Stored items:
· · · ·
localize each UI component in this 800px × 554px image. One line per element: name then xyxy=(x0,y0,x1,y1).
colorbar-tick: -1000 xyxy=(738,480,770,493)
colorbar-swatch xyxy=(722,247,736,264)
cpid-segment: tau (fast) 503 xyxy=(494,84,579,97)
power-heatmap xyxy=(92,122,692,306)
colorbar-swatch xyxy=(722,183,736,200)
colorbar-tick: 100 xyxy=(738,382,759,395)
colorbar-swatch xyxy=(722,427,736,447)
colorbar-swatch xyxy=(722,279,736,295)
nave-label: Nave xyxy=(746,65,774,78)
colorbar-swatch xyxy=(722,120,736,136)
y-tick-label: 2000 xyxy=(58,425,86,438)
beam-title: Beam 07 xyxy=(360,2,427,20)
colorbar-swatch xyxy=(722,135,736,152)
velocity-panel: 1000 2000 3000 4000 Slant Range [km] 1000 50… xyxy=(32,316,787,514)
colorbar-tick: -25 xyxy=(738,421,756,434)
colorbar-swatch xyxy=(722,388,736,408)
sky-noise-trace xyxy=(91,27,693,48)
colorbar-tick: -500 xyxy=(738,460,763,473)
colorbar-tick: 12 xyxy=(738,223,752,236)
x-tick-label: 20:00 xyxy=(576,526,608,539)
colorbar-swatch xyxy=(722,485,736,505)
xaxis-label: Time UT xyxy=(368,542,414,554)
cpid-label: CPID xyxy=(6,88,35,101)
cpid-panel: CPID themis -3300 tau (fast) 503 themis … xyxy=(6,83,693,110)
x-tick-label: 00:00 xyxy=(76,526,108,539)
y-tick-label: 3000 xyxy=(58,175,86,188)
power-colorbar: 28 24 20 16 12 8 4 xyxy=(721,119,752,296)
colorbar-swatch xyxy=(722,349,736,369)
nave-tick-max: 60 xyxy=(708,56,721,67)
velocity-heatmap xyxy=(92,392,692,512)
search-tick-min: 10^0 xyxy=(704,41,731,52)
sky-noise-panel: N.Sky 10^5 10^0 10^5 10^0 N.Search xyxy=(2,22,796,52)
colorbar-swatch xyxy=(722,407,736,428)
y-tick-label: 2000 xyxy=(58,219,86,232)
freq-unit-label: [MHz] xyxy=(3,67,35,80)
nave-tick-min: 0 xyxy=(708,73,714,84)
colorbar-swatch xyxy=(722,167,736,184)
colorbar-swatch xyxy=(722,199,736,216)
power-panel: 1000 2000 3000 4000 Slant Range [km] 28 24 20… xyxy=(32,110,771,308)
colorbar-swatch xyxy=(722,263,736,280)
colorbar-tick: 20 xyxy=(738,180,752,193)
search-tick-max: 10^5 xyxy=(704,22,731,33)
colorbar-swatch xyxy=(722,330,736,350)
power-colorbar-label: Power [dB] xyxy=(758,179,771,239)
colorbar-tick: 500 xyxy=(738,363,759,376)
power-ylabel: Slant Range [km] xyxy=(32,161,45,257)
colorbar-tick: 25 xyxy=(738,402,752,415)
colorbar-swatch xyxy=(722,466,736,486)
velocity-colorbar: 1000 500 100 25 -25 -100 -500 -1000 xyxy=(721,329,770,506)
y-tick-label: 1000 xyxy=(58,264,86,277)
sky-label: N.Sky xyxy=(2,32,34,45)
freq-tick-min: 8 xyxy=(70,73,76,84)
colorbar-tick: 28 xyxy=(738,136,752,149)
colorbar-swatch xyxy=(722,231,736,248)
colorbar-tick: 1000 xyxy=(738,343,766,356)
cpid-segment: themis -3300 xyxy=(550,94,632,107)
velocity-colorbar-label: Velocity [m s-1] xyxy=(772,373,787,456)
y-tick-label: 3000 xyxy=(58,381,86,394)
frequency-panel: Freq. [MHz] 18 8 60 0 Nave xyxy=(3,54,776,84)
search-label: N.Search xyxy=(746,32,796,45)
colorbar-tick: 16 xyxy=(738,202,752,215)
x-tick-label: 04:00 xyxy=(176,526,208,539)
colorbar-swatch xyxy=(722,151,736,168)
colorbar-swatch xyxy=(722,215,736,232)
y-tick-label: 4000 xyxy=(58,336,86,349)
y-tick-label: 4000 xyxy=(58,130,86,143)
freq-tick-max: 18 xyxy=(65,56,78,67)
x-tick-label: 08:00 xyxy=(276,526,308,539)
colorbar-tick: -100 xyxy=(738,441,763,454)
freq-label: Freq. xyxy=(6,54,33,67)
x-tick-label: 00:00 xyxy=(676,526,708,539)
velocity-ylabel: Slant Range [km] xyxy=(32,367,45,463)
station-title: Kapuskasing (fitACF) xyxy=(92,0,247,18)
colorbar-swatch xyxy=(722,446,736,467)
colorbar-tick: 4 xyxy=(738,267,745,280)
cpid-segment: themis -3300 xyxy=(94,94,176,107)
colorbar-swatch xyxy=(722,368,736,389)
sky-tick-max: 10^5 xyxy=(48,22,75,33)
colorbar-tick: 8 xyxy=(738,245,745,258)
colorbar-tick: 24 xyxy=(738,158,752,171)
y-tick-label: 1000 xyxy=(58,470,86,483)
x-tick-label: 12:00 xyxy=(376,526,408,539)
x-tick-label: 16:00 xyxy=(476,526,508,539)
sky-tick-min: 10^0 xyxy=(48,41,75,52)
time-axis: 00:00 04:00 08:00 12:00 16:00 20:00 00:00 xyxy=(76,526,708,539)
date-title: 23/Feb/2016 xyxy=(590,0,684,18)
· · · ·
▶ [The problem] Reproduce every line of the items above, unchanged in every character.

▶ [Result]
localize each UI component in this 800px × 554px image. One line per element: name then xyxy=(x0,y0,x1,y1).
colorbar-tick: -1000 xyxy=(738,480,770,493)
colorbar-swatch xyxy=(722,247,736,264)
cpid-segment: tau (fast) 503 xyxy=(494,84,579,97)
power-heatmap xyxy=(92,122,692,306)
colorbar-swatch xyxy=(722,183,736,200)
colorbar-tick: 100 xyxy=(738,382,759,395)
colorbar-swatch xyxy=(722,427,736,447)
colorbar-swatch xyxy=(722,279,736,295)
nave-label: Nave xyxy=(746,65,774,78)
colorbar-swatch xyxy=(722,120,736,136)
y-tick-label: 2000 xyxy=(58,425,86,438)
beam-title: Beam 07 xyxy=(360,2,427,20)
colorbar-swatch xyxy=(722,135,736,152)
velocity-panel: 1000 2000 3000 4000 Slant Range [km] 1000 50… xyxy=(32,316,787,514)
colorbar-tick: -25 xyxy=(738,421,756,434)
colorbar-swatch xyxy=(722,388,736,408)
sky-noise-trace xyxy=(91,27,693,48)
colorbar-tick: -500 xyxy=(738,460,763,473)
colorbar-tick: 12 xyxy=(738,223,752,236)
x-tick-label: 20:00 xyxy=(576,526,608,539)
colorbar-swatch xyxy=(722,485,736,505)
xaxis-label: Time UT xyxy=(368,542,414,554)
cpid-label: CPID xyxy=(6,88,35,101)
cpid-panel: CPID themis -3300 tau (fast) 503 themis … xyxy=(6,83,693,110)
x-tick-label: 00:00 xyxy=(76,526,108,539)
y-tick-label: 3000 xyxy=(58,175,86,188)
power-colorbar: 28 24 20 16 12 8 4 xyxy=(721,119,752,296)
colorbar-swatch xyxy=(722,349,736,369)
nave-tick-max: 60 xyxy=(708,56,721,67)
velocity-heatmap xyxy=(92,392,692,512)
search-tick-min: 10^0 xyxy=(704,41,731,52)
sky-noise-panel: N.Sky 10^5 10^0 10^5 10^0 N.Search xyxy=(2,22,796,52)
colorbar-swatch xyxy=(722,407,736,428)
y-tick-label: 2000 xyxy=(58,219,86,232)
freq-unit-label: [MHz] xyxy=(3,67,35,80)
nave-tick-min: 0 xyxy=(708,73,714,84)
colorbar-swatch xyxy=(722,167,736,184)
colorbar-swatch xyxy=(722,199,736,216)
power-panel: 1000 2000 3000 4000 Slant Range [km] 28 24 20… xyxy=(32,110,771,308)
colorbar-swatch xyxy=(722,263,736,280)
colorbar-tick: 20 xyxy=(738,180,752,193)
search-tick-max: 10^5 xyxy=(704,22,731,33)
colorbar-swatch xyxy=(722,330,736,350)
power-colorbar-label: Power [dB] xyxy=(758,179,771,239)
colorbar-tick: 500 xyxy=(738,363,759,376)
power-ylabel: Slant Range [km] xyxy=(32,161,45,257)
colorbar-tick: 25 xyxy=(738,402,752,415)
colorbar-swatch xyxy=(722,466,736,486)
velocity-colorbar: 1000 500 100 25 -25 -100 -500 -1000 xyxy=(721,329,770,506)
y-tick-label: 1000 xyxy=(58,264,86,277)
sky-label: N.Sky xyxy=(2,32,34,45)
freq-tick-min: 8 xyxy=(70,73,76,84)
colorbar-tick: 28 xyxy=(738,136,752,149)
colorbar-swatch xyxy=(722,231,736,248)
colorbar-tick: 1000 xyxy=(738,343,766,356)
cpid-segment: themis -3300 xyxy=(550,94,632,107)
velocity-colorbar-label: Velocity [m s-1] xyxy=(772,373,787,456)
y-tick-label: 3000 xyxy=(58,381,86,394)
frequency-panel: Freq. [MHz] 18 8 60 0 Nave xyxy=(3,54,776,84)
search-label: N.Search xyxy=(746,32,796,45)
colorbar-tick: 16 xyxy=(738,202,752,215)
x-tick-label: 04:00 xyxy=(176,526,208,539)
colorbar-swatch xyxy=(722,151,736,168)
colorbar-swatch xyxy=(722,215,736,232)
y-tick-label: 4000 xyxy=(58,336,86,349)
y-tick-label: 4000 xyxy=(58,130,86,143)
freq-tick-max: 18 xyxy=(65,56,78,67)
x-tick-label: 08:00 xyxy=(276,526,308,539)
colorbar-tick: -100 xyxy=(738,441,763,454)
freq-label: Freq. xyxy=(6,54,33,67)
x-tick-label: 00:00 xyxy=(676,526,708,539)
velocity-ylabel: Slant Range [km] xyxy=(32,367,45,463)
station-title: Kapuskasing (fitACF) xyxy=(92,0,247,18)
colorbar-swatch xyxy=(722,446,736,467)
colorbar-tick: 4 xyxy=(738,267,745,280)
cpid-segment: themis -3300 xyxy=(94,94,176,107)
colorbar-swatch xyxy=(722,368,736,389)
sky-tick-max: 10^5 xyxy=(48,22,75,33)
colorbar-tick: 8 xyxy=(738,245,745,258)
colorbar-tick: 24 xyxy=(738,158,752,171)
y-tick-label: 1000 xyxy=(58,470,86,483)
x-tick-label: 12:00 xyxy=(376,526,408,539)
x-tick-label: 16:00 xyxy=(476,526,508,539)
sky-tick-min: 10^0 xyxy=(48,41,75,52)
time-axis: 00:00 04:00 08:00 12:00 16:00 20:00 00:00 xyxy=(76,526,708,539)
date-title: 23/Feb/2016 xyxy=(590,0,684,18)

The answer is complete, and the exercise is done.